* What you need to do: Write out every entry word for word.

* Provided information:
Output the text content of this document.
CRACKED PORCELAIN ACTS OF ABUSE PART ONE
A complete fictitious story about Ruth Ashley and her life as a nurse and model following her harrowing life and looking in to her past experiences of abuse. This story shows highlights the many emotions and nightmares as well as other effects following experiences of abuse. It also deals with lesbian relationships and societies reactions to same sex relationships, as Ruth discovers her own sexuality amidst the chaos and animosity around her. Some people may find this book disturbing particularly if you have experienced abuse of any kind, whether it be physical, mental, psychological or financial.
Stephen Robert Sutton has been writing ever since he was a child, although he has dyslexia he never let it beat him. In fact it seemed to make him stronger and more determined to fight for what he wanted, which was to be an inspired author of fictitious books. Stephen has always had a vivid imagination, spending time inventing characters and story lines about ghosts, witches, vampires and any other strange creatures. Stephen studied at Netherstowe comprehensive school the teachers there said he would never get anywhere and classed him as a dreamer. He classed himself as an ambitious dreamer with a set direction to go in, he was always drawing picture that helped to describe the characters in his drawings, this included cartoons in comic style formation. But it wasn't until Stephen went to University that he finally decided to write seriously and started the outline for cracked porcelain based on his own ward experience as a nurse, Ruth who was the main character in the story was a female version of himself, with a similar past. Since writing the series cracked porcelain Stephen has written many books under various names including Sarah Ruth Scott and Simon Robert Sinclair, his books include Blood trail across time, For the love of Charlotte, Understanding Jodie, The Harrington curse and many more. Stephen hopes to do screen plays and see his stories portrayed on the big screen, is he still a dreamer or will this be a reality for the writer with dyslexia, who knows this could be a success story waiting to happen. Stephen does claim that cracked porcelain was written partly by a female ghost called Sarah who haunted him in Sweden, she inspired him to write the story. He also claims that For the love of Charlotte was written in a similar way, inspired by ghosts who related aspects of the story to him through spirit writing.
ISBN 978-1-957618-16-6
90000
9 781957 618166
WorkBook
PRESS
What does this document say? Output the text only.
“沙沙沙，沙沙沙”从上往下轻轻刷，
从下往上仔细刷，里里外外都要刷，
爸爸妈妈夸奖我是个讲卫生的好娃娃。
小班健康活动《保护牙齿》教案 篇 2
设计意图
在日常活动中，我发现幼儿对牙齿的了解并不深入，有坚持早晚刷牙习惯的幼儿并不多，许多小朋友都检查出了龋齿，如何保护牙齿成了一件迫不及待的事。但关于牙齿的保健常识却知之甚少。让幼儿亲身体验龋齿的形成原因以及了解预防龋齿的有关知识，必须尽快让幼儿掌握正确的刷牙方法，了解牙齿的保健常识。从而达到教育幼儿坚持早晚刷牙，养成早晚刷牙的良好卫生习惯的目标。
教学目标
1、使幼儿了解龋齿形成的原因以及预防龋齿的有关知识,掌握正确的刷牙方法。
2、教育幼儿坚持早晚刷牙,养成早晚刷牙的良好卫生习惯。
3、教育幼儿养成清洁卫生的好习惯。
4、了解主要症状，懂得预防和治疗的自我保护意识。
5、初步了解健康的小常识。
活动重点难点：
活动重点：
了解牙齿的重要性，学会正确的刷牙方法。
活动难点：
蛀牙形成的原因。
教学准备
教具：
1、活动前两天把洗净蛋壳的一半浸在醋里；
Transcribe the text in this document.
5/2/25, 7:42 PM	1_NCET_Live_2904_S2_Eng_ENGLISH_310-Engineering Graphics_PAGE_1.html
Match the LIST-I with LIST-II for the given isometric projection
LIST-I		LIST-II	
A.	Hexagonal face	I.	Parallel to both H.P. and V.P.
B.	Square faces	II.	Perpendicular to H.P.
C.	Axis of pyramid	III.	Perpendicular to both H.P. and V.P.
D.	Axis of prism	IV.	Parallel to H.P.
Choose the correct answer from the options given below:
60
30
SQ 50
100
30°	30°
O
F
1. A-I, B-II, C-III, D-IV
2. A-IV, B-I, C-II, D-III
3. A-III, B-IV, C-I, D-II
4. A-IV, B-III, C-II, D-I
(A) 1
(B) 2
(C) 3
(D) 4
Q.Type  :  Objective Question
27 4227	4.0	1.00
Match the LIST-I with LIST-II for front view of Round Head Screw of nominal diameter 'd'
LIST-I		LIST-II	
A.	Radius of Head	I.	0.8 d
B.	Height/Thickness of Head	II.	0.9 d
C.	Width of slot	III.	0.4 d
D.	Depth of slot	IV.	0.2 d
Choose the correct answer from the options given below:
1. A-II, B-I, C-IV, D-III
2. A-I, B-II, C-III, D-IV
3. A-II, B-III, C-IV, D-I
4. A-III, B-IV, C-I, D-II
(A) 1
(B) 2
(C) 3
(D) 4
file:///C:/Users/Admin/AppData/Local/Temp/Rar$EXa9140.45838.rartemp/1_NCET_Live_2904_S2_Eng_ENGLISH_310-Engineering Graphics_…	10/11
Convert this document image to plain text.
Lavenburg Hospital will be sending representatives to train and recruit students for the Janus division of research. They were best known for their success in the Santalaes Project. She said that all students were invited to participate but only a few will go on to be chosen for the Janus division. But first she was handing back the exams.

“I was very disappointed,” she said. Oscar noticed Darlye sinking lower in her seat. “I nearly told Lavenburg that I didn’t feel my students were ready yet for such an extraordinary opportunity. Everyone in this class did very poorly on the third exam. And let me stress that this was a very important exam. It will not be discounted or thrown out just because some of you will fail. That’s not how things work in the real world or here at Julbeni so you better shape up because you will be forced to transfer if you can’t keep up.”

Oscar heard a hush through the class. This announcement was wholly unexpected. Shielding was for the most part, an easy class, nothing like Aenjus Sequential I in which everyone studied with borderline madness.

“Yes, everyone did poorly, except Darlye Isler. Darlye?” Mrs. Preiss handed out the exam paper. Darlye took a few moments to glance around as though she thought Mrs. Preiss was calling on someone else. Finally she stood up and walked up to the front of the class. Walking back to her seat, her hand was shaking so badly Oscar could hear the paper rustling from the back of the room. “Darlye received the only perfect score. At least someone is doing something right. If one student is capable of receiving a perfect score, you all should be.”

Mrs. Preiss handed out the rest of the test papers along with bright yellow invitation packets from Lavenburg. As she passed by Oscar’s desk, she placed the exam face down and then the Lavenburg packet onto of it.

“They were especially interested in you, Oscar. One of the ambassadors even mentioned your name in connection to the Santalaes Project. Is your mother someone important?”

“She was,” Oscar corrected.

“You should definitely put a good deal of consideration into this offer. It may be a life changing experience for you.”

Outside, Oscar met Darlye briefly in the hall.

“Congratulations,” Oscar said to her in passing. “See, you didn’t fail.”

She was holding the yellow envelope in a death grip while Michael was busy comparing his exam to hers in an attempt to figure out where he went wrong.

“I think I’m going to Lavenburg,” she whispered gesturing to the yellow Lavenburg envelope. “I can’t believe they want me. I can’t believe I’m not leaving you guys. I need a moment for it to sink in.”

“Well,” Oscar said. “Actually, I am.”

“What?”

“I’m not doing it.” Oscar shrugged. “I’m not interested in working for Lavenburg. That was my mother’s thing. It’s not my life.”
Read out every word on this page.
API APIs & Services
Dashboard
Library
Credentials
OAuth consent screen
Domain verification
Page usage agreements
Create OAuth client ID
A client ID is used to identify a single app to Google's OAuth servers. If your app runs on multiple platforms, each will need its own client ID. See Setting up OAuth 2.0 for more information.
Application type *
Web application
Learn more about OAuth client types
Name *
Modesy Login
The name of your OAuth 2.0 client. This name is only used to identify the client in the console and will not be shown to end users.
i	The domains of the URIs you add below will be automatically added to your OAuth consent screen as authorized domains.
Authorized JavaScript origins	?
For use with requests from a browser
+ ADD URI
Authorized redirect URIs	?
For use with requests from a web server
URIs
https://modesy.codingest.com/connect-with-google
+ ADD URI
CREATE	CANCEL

* Problem solution:
Output the text content of this document.
CRACKED PORCELAIN ACTS OF ABUSE PART ONE
A complete fictitious story about Ruth Ashley and her life as a nurse and model following her harrowing life and looking in to her past experiences of abuse. This story shows highlights the many emotions and nightmares as well as other effects following experiences of abuse. It also deals with lesbian relationships and societies reactions to same sex relationships, as Ruth discovers her own sexuality amidst the chaos and animosity around her. Some people may find this book disturbing particularly if you have experienced abuse of any kind, whether it be physical, mental, psychological or financial.
Stephen Robert Sutton has been writing ever since he was a child, although he has dyslexia he never let it beat him. In fact it seemed to make him stronger and more determined to fight for what he wanted, which was to be an inspired author of fictitious books. Stephen has always had a vivid imagination, spending time inventing characters and story lines about ghosts, witches, vampires and any other strange creatures. Stephen studied at Netherstowe comprehensive school the teachers there said he would never get anywhere and classed him as a dreamer. He classed himself as an ambitious dreamer with a set direction to go in, he was always drawing picture that helped to describe the characters in his drawings, this included cartoons in comic style formation. But it wasn't until Stephen went to University that he finally decided to write seriously and started the outline for cracked porcelain based on his own ward experience as a nurse, Ruth who was the main character in the story was a female version of himself, with a similar past. Since writing the series cracked porcelain Stephen has written many books under various names including Sarah Ruth Scott and Simon Robert Sinclair, his books include Blood trail across time, For the love of Charlotte, Understanding Jodie, The Harrington curse and many more. Stephen hopes to do screen plays and see his stories portrayed on the big screen, is he still a dreamer or will this be a reality for the writer with dyslexia, who knows this could be a success story waiting to happen. Stephen does claim that cracked porcelain was written partly by a female ghost called Sarah who haunted him in Sweden, she inspired him to write the story. He also claims that For the love of Charlotte was written in a similar way, inspired by ghosts who related aspects of the story to him through spirit writing.
ISBN 978-1-957618-16-6
90000
9 781957 618166
WorkBook
PRESS
What does this document say? Output the text only.
“沙沙沙，沙沙沙”从上往下轻轻刷，
从下往上仔细刷，里里外外都要刷，
爸爸妈妈夸奖我是个讲卫生的好娃娃。
小班健康活动《保护牙齿》教案 篇 2
设计意图
在日常活动中，我发现幼儿对牙齿的了解并不深入，有坚持早晚刷牙习惯的幼儿并不多，许多小朋友都检查出了龋齿，如何保护牙齿成了一件迫不及待的事。但关于牙齿的保健常识却知之甚少。让幼儿亲身体验龋齿的形成原因以及了解预防龋齿的有关知识，必须尽快让幼儿掌握正确的刷牙方法，了解牙齿的保健常识。从而达到教育幼儿坚持早晚刷牙，养成早晚刷牙的良好卫生习惯的目标。
教学目标
1、使幼儿了解龋齿形成的原因以及预防龋齿的有关知识,掌握正确的刷牙方法。
2、教育幼儿坚持早晚刷牙,养成早晚刷牙的良好卫生习惯。
3、教育幼儿养成清洁卫生的好习惯。
4、了解主要症状，懂得预防和治疗的自我保护意识。
5、初步了解健康的小常识。
活动重点难点：
活动重点：
了解牙齿的重要性，学会正确的刷牙方法。
活动难点：
蛀牙形成的原因。
教学准备
教具：
1、活动前两天把洗净蛋壳的一半浸在醋里；
Transcribe the text in this document.
5/2/25, 7:42 PM	1_NCET_Live_2904_S2_Eng_ENGLISH_310-Engineering Graphics_PAGE_1.html
Match the LIST-I with LIST-II for the given isometric projection
LIST-I		LIST-II	
A.	Hexagonal face	I.	Parallel to both H.P. and V.P.
B.	Square faces	II.	Perpendicular to H.P.
C.	Axis of pyramid	III.	Perpendicular to both H.P. and V.P.
D.	Axis of prism	IV.	Parallel to H.P.
Choose the correct answer from the options given below:
60
30
SQ 50
100
30°	30°
O
F
1. A-I, B-II, C-III, D-IV
2. A-IV, B-I, C-II, D-III
3. A-III, B-IV, C-I, D-II
4. A-IV, B-III, C-II, D-I
(A) 1
(B) 2
(C) 3
(D) 4
Q.Type  :  Objective Question
27 4227	4.0	1.00
Match the LIST-I with LIST-II for front view of Round Head Screw of nominal diameter 'd'
LIST-I		LIST-II	
A.	Radius of Head	I.	0.8 d
B.	Height/Thickness of Head	II.	0.9 d
C.	Width of slot	III.	0.4 d
D.	Depth of slot	IV.	0.2 d
Choose the correct answer from the options given below:
1. A-II, B-I, C-IV, D-III
2. A-I, B-II, C-III, D-IV
3. A-II, B-III, C-IV, D-I
4. A-III, B-IV, C-I, D-II
(A) 1
(B) 2
(C) 3
(D) 4
file:///C:/Users/Admin/AppData/Local/Temp/Rar$EXa9140.45838.rartemp/1_NCET_Live_2904_S2_Eng_ENGLISH_310-Engineering Graphics_…	10/11
Convert this document image to plain text.
Lavenburg Hospital will be sending representatives to train and recruit students for the Janus division of research. They were best known for their success in the Santalaes Project. She said that all students were invited to participate but only a few will go on to be chosen for the Janus division. But first she was handing back the exams.

“I was very disappointed,” she said. Oscar noticed Darlye sinking lower in her seat. “I nearly told Lavenburg that I didn’t feel my students were ready yet for such an extraordinary opportunity. Everyone in this class did very poorly on the third exam. And let me stress that this was a very important exam. It will not be discounted or thrown out just because some of you will fail. That’s not how things work in the real world or here at Julbeni so you better shape up because you will be forced to transfer if you can’t keep up.”

Oscar heard a hush through the class. This announcement was wholly unexpected. Shielding was for the most part, an easy class, nothing like Aenjus Sequential I in which everyone studied with borderline madness.

“Yes, everyone did poorly, except Darlye Isler. Darlye?” Mrs. Preiss handed out the exam paper. Darlye took a few moments to glance around as though she thought Mrs. Preiss was calling on someone else. Finally she stood up and walked up to the front of the class. Walking back to her seat, her hand was shaking so badly Oscar could hear the paper rustling from the back of the room. “Darlye received the only perfect score. At least someone is doing something right. If one student is capable of receiving a perfect score, you all should be.”

Mrs. Preiss handed out the rest of the test papers along with bright yellow invitation packets from Lavenburg. As she passed by Oscar’s desk, she placed the exam face down and then the Lavenburg packet onto of it.

“They were especially interested in you, Oscar. One of the ambassadors even mentioned your name in connection to the Santalaes Project. Is your mother someone important?”

“She was,” Oscar corrected.

“You should definitely put a good deal of consideration into this offer. It may be a life changing experience for you.”

Outside, Oscar met Darlye briefly in the hall.

“Congratulations,” Oscar said to her in passing. “See, you didn’t fail.”

She was holding the yellow envelope in a death grip while Michael was busy comparing his exam to hers in an attempt to figure out where he went wrong.

“I think I’m going to Lavenburg,” she whispered gesturing to the yellow Lavenburg envelope. “I can’t believe they want me. I can’t believe I’m not leaving you guys. I need a moment for it to sink in.”

“Well,” Oscar said. “Actually, I am.”

“What?”

“I’m not doing it.” Oscar shrugged. “I’m not interested in working for Lavenburg. That was my mother’s thing. It’s not my life.”
Read out every word on this page.
API APIs & Services
Dashboard
Library
Credentials
OAuth consent screen
Domain verification
Page usage agreements
Create OAuth client ID
A client ID is used to identify a single app to Google's OAuth servers. If your app runs on multiple platforms, each will need its own client ID. See Setting up OAuth 2.0 for more information.
Application type *
Web application
Learn more about OAuth client types
Name *
Modesy Login
The name of your OAuth 2.0 client. This name is only used to identify the client in the console and will not be shown to end users.
i	The domains of the URIs you add below will be automatically added to your OAuth consent screen as authorized domains.
Authorized JavaScript origins	?
For use with requests from a browser
+ ADD URI
Authorized redirect URIs	?
For use with requests from a web server
URIs
https://modesy.codingest.com/connect-with-google
+ ADD URI
CREATE	CANCEL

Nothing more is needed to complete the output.